_CHALLENGE_: The data below needs to be returned exactly, line for line.

_AVAILABLE DATA_:
>> Begin

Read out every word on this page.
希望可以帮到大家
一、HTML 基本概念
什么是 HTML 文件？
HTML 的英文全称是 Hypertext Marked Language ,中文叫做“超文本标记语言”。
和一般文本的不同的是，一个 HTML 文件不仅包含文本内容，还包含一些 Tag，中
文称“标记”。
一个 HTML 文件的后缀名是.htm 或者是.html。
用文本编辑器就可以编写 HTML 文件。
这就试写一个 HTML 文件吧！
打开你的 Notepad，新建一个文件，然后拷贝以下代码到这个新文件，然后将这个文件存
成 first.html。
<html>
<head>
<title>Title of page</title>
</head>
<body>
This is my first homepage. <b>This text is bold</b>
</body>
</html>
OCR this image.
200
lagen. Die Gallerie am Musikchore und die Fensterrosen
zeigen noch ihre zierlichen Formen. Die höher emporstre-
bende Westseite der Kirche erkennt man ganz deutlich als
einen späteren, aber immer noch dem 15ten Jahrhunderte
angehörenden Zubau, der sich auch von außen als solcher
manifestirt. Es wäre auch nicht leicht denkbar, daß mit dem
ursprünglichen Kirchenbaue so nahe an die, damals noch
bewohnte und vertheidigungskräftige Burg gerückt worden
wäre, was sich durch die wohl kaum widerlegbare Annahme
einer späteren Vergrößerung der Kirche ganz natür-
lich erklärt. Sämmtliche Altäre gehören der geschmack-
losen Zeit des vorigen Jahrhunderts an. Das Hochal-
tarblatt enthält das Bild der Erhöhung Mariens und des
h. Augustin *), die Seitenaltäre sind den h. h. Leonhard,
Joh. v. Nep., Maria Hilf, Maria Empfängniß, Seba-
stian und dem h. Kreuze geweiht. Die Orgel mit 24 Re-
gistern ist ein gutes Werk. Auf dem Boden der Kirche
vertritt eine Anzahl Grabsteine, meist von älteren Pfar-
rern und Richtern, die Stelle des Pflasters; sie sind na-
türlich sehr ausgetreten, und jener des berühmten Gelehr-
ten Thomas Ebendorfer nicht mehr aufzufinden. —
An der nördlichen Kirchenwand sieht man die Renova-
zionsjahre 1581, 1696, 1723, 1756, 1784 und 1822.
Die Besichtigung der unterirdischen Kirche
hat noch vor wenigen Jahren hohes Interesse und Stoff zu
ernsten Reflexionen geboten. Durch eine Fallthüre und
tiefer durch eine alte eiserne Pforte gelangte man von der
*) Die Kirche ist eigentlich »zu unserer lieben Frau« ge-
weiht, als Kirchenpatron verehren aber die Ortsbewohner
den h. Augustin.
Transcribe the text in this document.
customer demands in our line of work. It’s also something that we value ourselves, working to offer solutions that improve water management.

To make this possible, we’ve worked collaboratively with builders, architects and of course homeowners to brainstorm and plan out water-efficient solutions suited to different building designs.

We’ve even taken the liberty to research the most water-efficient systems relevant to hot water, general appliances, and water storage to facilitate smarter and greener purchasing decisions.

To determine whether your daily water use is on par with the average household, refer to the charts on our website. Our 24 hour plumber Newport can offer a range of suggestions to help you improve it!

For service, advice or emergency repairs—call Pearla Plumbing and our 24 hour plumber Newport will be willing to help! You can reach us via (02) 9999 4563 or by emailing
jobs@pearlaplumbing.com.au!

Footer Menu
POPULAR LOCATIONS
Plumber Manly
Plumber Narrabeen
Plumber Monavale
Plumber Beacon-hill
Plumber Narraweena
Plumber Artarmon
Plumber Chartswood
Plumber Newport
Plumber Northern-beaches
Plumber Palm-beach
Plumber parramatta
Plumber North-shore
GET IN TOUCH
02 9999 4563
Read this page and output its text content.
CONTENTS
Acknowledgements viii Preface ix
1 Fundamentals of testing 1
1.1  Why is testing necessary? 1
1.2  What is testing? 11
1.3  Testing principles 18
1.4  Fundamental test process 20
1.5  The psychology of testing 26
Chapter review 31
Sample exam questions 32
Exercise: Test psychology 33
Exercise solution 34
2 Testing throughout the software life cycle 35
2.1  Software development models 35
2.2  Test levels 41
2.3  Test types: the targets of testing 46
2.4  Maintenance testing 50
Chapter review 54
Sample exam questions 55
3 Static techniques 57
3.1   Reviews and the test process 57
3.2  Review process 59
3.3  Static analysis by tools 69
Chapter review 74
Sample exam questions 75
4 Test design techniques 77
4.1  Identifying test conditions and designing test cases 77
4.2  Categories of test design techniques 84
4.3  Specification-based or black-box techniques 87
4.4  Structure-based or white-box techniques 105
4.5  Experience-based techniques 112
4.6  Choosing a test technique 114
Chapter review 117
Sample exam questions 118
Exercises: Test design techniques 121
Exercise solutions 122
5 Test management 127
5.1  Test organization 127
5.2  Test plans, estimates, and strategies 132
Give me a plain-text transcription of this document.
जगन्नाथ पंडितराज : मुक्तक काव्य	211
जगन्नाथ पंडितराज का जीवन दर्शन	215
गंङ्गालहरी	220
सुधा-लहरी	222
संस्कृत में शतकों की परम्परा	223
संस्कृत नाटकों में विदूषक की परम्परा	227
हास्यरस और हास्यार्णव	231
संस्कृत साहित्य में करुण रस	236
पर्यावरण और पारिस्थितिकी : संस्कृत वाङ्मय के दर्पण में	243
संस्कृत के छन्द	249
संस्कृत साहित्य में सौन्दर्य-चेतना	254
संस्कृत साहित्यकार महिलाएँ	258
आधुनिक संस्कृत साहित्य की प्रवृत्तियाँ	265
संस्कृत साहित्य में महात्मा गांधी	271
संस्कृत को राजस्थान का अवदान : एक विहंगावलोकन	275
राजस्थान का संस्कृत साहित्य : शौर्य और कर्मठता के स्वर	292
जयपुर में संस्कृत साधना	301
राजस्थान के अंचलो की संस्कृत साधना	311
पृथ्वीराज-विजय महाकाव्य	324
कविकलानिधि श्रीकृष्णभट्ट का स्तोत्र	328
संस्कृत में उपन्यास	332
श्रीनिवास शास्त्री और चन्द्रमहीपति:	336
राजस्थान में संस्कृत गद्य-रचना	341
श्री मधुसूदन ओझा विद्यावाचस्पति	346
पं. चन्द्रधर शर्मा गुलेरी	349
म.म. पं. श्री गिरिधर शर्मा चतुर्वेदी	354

>> End

_RESULT BELOW_:
Read out every word on this page.
希望可以帮到大家
一、HTML 基本概念
什么是 HTML 文件？
HTML 的英文全称是 Hypertext Marked Language ,中文叫做“超文本标记语言”。
和一般文本的不同的是，一个 HTML 文件不仅包含文本内容，还包含一些 Tag，中
文称“标记”。
一个 HTML 文件的后缀名是.htm 或者是.html。
用文本编辑器就可以编写 HTML 文件。
这就试写一个 HTML 文件吧！
打开你的 Notepad，新建一个文件，然后拷贝以下代码到这个新文件，然后将这个文件存
成 first.html。
<html>
<head>
<title>Title of page</title>
</head>
<body>
This is my first homepage. <b>This text is bold</b>
</body>
</html>
OCR this image.
200
lagen. Die Gallerie am Musikchore und die Fensterrosen
zeigen noch ihre zierlichen Formen. Die höher emporstre-
bende Westseite der Kirche erkennt man ganz deutlich als
einen späteren, aber immer noch dem 15ten Jahrhunderte
angehörenden Zubau, der sich auch von außen als solcher
manifestirt. Es wäre auch nicht leicht denkbar, daß mit dem
ursprünglichen Kirchenbaue so nahe an die, damals noch
bewohnte und vertheidigungskräftige Burg gerückt worden
wäre, was sich durch die wohl kaum widerlegbare Annahme
einer späteren Vergrößerung der Kirche ganz natür-
lich erklärt. Sämmtliche Altäre gehören der geschmack-
losen Zeit des vorigen Jahrhunderts an. Das Hochal-
tarblatt enthält das Bild der Erhöhung Mariens und des
h. Augustin *), die Seitenaltäre sind den h. h. Leonhard,
Joh. v. Nep., Maria Hilf, Maria Empfängniß, Seba-
stian und dem h. Kreuze geweiht. Die Orgel mit 24 Re-
gistern ist ein gutes Werk. Auf dem Boden der Kirche
vertritt eine Anzahl Grabsteine, meist von älteren Pfar-
rern und Richtern, die Stelle des Pflasters; sie sind na-
türlich sehr ausgetreten, und jener des berühmten Gelehr-
ten Thomas Ebendorfer nicht mehr aufzufinden. —
An der nördlichen Kirchenwand sieht man die Renova-
zionsjahre 1581, 1696, 1723, 1756, 1784 und 1822.
Die Besichtigung der unterirdischen Kirche
hat noch vor wenigen Jahren hohes Interesse und Stoff zu
ernsten Reflexionen geboten. Durch eine Fallthüre und
tiefer durch eine alte eiserne Pforte gelangte man von der
*) Die Kirche ist eigentlich »zu unserer lieben Frau« ge-
weiht, als Kirchenpatron verehren aber die Ortsbewohner
den h. Augustin.
Transcribe the text in this document.
customer demands in our line of work. It’s also something that we value ourselves, working to offer solutions that improve water management.

To make this possible, we’ve worked collaboratively with builders, architects and of course homeowners to brainstorm and plan out water-efficient solutions suited to different building designs.

We’ve even taken the liberty to research the most water-efficient systems relevant to hot water, general appliances, and water storage to facilitate smarter and greener purchasing decisions.

To determine whether your daily water use is on par with the average household, refer to the charts on our website. Our 24 hour plumber Newport can offer a range of suggestions to help you improve it!

For service, advice or emergency repairs—call Pearla Plumbing and our 24 hour plumber Newport will be willing to help! You can reach us via (02) 9999 4563 or by emailing
jobs@pearlaplumbing.com.au!

Footer Menu
POPULAR LOCATIONS
Plumber Manly
Plumber Narrabeen
Plumber Monavale
Plumber Beacon-hill
Plumber Narraweena
Plumber Artarmon
Plumber Chartswood
Plumber Newport
Plumber Northern-beaches
Plumber Palm-beach
Plumber parramatta
Plumber North-shore
GET IN TOUCH
02 9999 4563
Read this page and output its text content.
CONTENTS
Acknowledgements viii Preface ix
1 Fundamentals of testing 1
1.1  Why is testing necessary? 1
1.2  What is testing? 11
1.3  Testing principles 18
1.4  Fundamental test process 20
1.5  The psychology of testing 26
Chapter review 31
Sample exam questions 32
Exercise: Test psychology 33
Exercise solution 34
2 Testing throughout the software life cycle 35
2.1  Software development models 35
2.2  Test levels 41
2.3  Test types: the targets of testing 46
2.4  Maintenance testing 50
Chapter review 54
Sample exam questions 55
3 Static techniques 57
3.1   Reviews and the test process 57
3.2  Review process 59
3.3  Static analysis by tools 69
Chapter review 74
Sample exam questions 75
4 Test design techniques 77
4.1  Identifying test conditions and designing test cases 77
4.2  Categories of test design techniques 84
4.3  Specification-based or black-box techniques 87
4.4  Structure-based or white-box techniques 105
4.5  Experience-based techniques 112
4.6  Choosing a test technique 114
Chapter review 117
Sample exam questions 118
Exercises: Test design techniques 121
Exercise solutions 122
5 Test management 127
5.1  Test organization 127
5.2  Test plans, estimates, and strategies 132
Give me a plain-text transcription of this document.
जगन्नाथ पंडितराज : मुक्तक काव्य	211
जगन्नाथ पंडितराज का जीवन दर्शन	215
गंङ्गालहरी	220
सुधा-लहरी	222
संस्कृत में शतकों की परम्परा	223
संस्कृत नाटकों में विदूषक की परम्परा	227
हास्यरस और हास्यार्णव	231
संस्कृत साहित्य में करुण रस	236
पर्यावरण और पारिस्थितिकी : संस्कृत वाङ्मय के दर्पण में	243
संस्कृत के छन्द	249
संस्कृत साहित्य में सौन्दर्य-चेतना	254
संस्कृत साहित्यकार महिलाएँ	258
आधुनिक संस्कृत साहित्य की प्रवृत्तियाँ	265
संस्कृत साहित्य में महात्मा गांधी	271
संस्कृत को राजस्थान का अवदान : एक विहंगावलोकन	275
राजस्थान का संस्कृत साहित्य : शौर्य और कर्मठता के स्वर	292
जयपुर में संस्कृत साधना	301
राजस्थान के अंचलो की संस्कृत साधना	311
पृथ्वीराज-विजय महाकाव्य	324
कविकलानिधि श्रीकृष्णभट्ट का स्तोत्र	328
संस्कृत में उपन्यास	332
श्रीनिवास शास्त्री और चन्द्रमहीपति:	336
राजस्थान में संस्कृत गद्य-रचना	341
श्री मधुसूदन ओझा विद्यावाचस्पति	346
पं. चन्द्रधर शर्मा गुलेरी	349
म.म. पं. श्री गिरिधर शर्मा चतुर्वेदी	354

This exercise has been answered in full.